Layout element entries
'''

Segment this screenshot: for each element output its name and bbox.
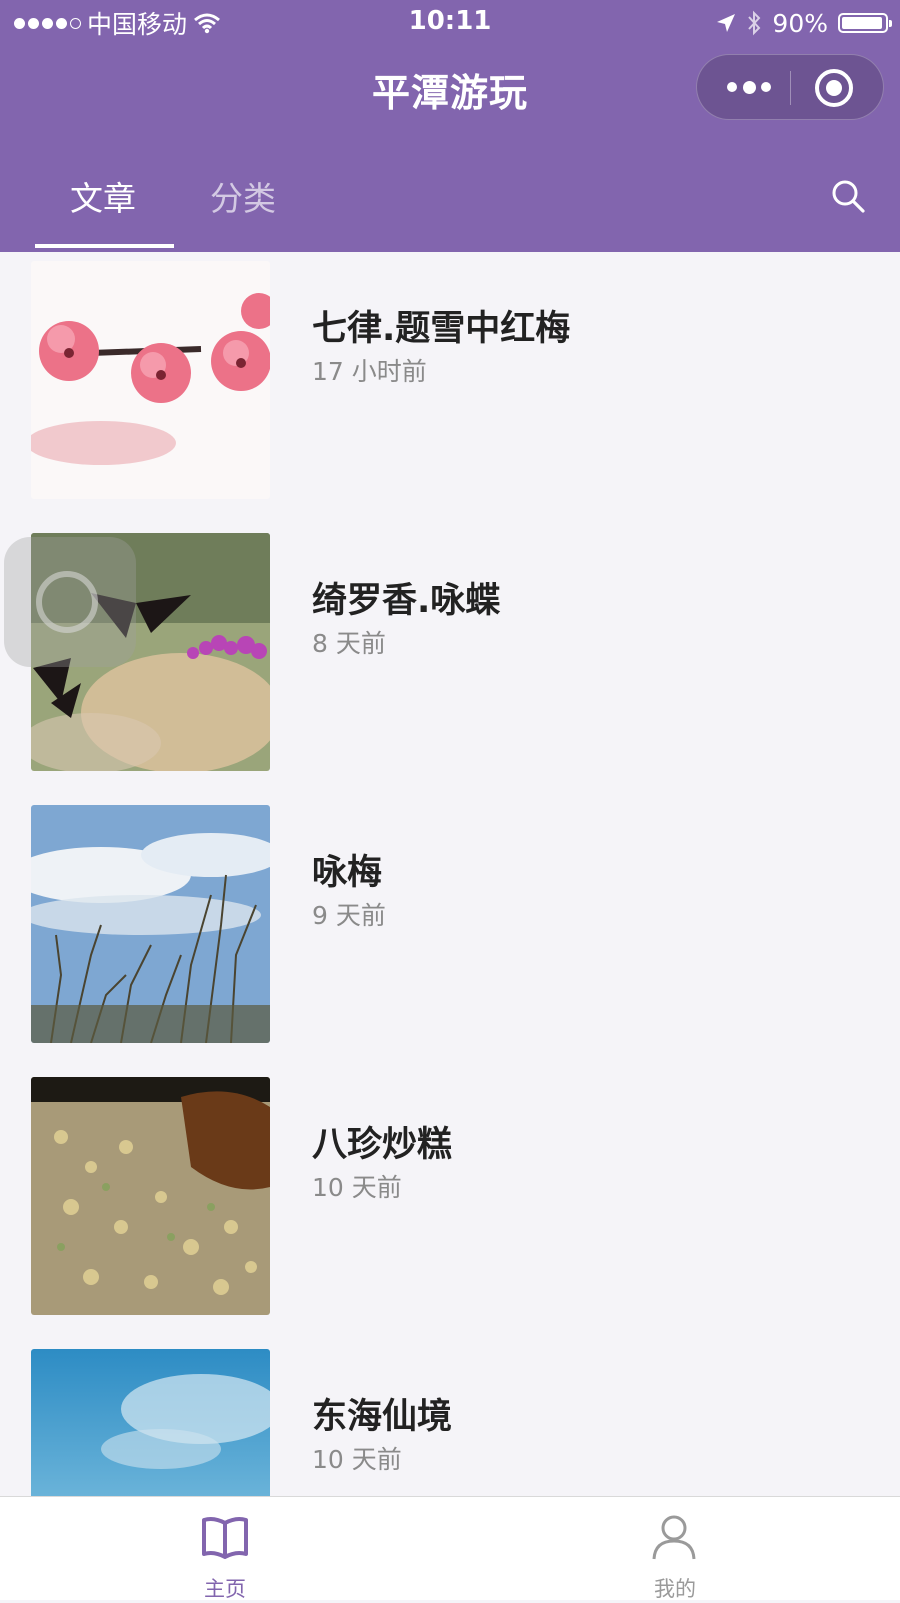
article-time: 17 小时前 <box>312 357 427 386</box>
article-time: 9 天前 <box>312 901 386 930</box>
tabbar-label-me: 我的 <box>654 1577 696 1601</box>
list-item[interactable]: 东海仙境 10 天前 <box>0 1340 900 1496</box>
article-thumbnail <box>31 1077 270 1315</box>
miniprogram-capsule <box>696 54 884 120</box>
article-title: 八珍炒糕 <box>312 1125 453 1165</box>
article-title: 绮罗香.咏蝶 <box>312 581 501 621</box>
close-miniprogram-button[interactable] <box>815 69 853 107</box>
article-thumbnail <box>31 1349 270 1496</box>
status-bar: 中国移动 10:11 90% <box>0 0 900 44</box>
status-right: 90% <box>716 6 892 40</box>
list-item[interactable]: 咏梅 9 天前 <box>0 796 900 1068</box>
bluetooth-icon <box>748 10 761 36</box>
more-menu-button[interactable] <box>727 75 771 99</box>
book-icon <box>202 1517 248 1559</box>
user-icon <box>652 1515 696 1560</box>
tab-categories[interactable]: 分类 <box>210 172 276 220</box>
article-time: 10 天前 <box>312 1445 402 1474</box>
search-icon[interactable] <box>828 176 868 216</box>
article-time: 10 天前 <box>312 1173 402 1202</box>
bottom-tabbar: 主页 我的 <box>0 1496 900 1601</box>
article-title: 七律.题雪中红梅 <box>312 309 571 349</box>
article-thumbnail <box>31 261 270 499</box>
list-item[interactable]: 八珍炒糕 10 天前 <box>0 1068 900 1340</box>
tab-articles[interactable]: 文章 <box>70 172 136 220</box>
tabbar-item-me[interactable]: 我的 <box>450 1497 900 1601</box>
article-title: 东海仙境 <box>312 1397 453 1437</box>
list-item[interactable]: 七律.题雪中红梅 17 小时前 <box>0 252 900 524</box>
header: 中国移动 10:11 90% 平潭游玩 文章 分类 <box>0 0 900 252</box>
article-thumbnail <box>31 805 270 1043</box>
tabbar-item-home[interactable]: 主页 <box>0 1497 450 1601</box>
article-title: 咏梅 <box>312 853 383 893</box>
battery-icon <box>838 13 892 33</box>
floating-assistive-button[interactable] <box>4 537 136 667</box>
capsule-divider <box>790 71 791 105</box>
active-tab-indicator <box>35 244 174 248</box>
article-time: 8 天前 <box>312 629 386 658</box>
battery-percent: 90% <box>772 8 828 38</box>
location-arrow-icon <box>717 14 736 32</box>
tabbar-label-home: 主页 <box>204 1577 246 1601</box>
article-list: 七律.题雪中红梅 17 小时前 绮罗香.咏蝶 8 天前 咏梅 9 天前 八珍炒糕… <box>0 252 900 1496</box>
top-tabs: 文章 分类 <box>0 160 900 252</box>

'''

■ Written instruction
Convert the records above into a JSON list of strings, with one string per line and no blank lines. Leave the pictures out.

■ Task output
[
  "Segment this screenshot: for each element output its name and bbox.",
  "article-time: 17 小时前 <box>312 357 427 386</box>",
  "article-time: 9 天前 <box>312 901 386 930</box>",
  "tabbar-label-me: 我的 <box>654 1577 696 1601</box>",
  "list-item[interactable]: 东海仙境 10 天前 <box>0 1340 900 1496</box>",
  "article-thumbnail <box>31 1077 270 1315</box>",
  "miniprogram-capsule <box>696 54 884 120</box>",
  "article-title: 八珍炒糕 <box>312 1125 453 1165</box>",
  "article-title: 绮罗香.咏蝶 <box>312 581 501 621</box>",
  "close-miniprogram-button[interactable] <box>815 69 853 107</box>",
  "article-thumbnail <box>31 1349 270 1496</box>",
  "status-bar: 中国移动 10:11 90% <box>0 0 900 44</box>",
  "status-right: 90% <box>716 6 892 40</box>",
  "list-item[interactable]: 咏梅 9 天前 <box>0 796 900 1068</box>",
  "bluetooth-icon <box>748 10 761 36</box>",
  "more-menu-button[interactable] <box>727 75 771 99</box>",
  "book-icon <box>202 1517 248 1559</box>",
  "user-icon <box>652 1515 696 1560</box>",
  "tab-categories[interactable]: 分类 <box>210 172 276 220</box>",
  "article-time: 10 天前 <box>312 1445 402 1474</box>",
  "search-icon[interactable] <box>828 176 868 216</box>",
  "article-time: 10 天前 <box>312 1173 402 1202</box>",
  "bottom-tabbar: 主页 我的 <box>0 1496 900 1601</box>",
  "article-title: 七律.题雪中红梅 <box>312 309 571 349</box>",
  "article-thumbnail <box>31 261 270 499</box>",
  "list-item[interactable]: 八珍炒糕 10 天前 <box>0 1068 900 1340</box>",
  "tab-articles[interactable]: 文章 <box>70 172 136 220</box>",
  "tabbar-item-me[interactable]: 我的 <box>450 1497 900 1601</box>",
  "article-title: 东海仙境 <box>312 1397 453 1437</box>",
  "list-item[interactable]: 七律.题雪中红梅 17 小时前 <box>0 252 900 524</box>",
  "header: 中国移动 10:11 90% 平潭游玩 文章 分类 <box>0 0 900 252</box>",
  "article-thumbnail <box>31 805 270 1043</box>",
  "tabbar-item-home[interactable]: 主页 <box>0 1497 450 1601</box>",
  "article-title: 咏梅 <box>312 853 383 893</box>",
  "battery-icon <box>838 13 892 33</box>",
  "floating-assistive-button[interactable] <box>4 537 136 667</box>",
  "capsule-divider <box>790 71 791 105</box>",
  "active-tab-indicator <box>35 244 174 248</box>",
  "article-time: 8 天前 <box>312 629 386 658</box>",
  "battery-percent: 90% <box>772 8 828 38</box>",
  "location-arrow-icon <box>717 14 736 32</box>",
  "tabbar-label-home: 主页 <box>204 1577 246 1601</box>",
  "article-list: 七律.题雪中红梅 17 小时前 绮罗香.咏蝶 8 天前 咏梅 9 天前 八珍炒糕… <box>0 252 900 1496</box>",
  "top-tabs: 文章 分类 <box>0 160 900 252</box>"
]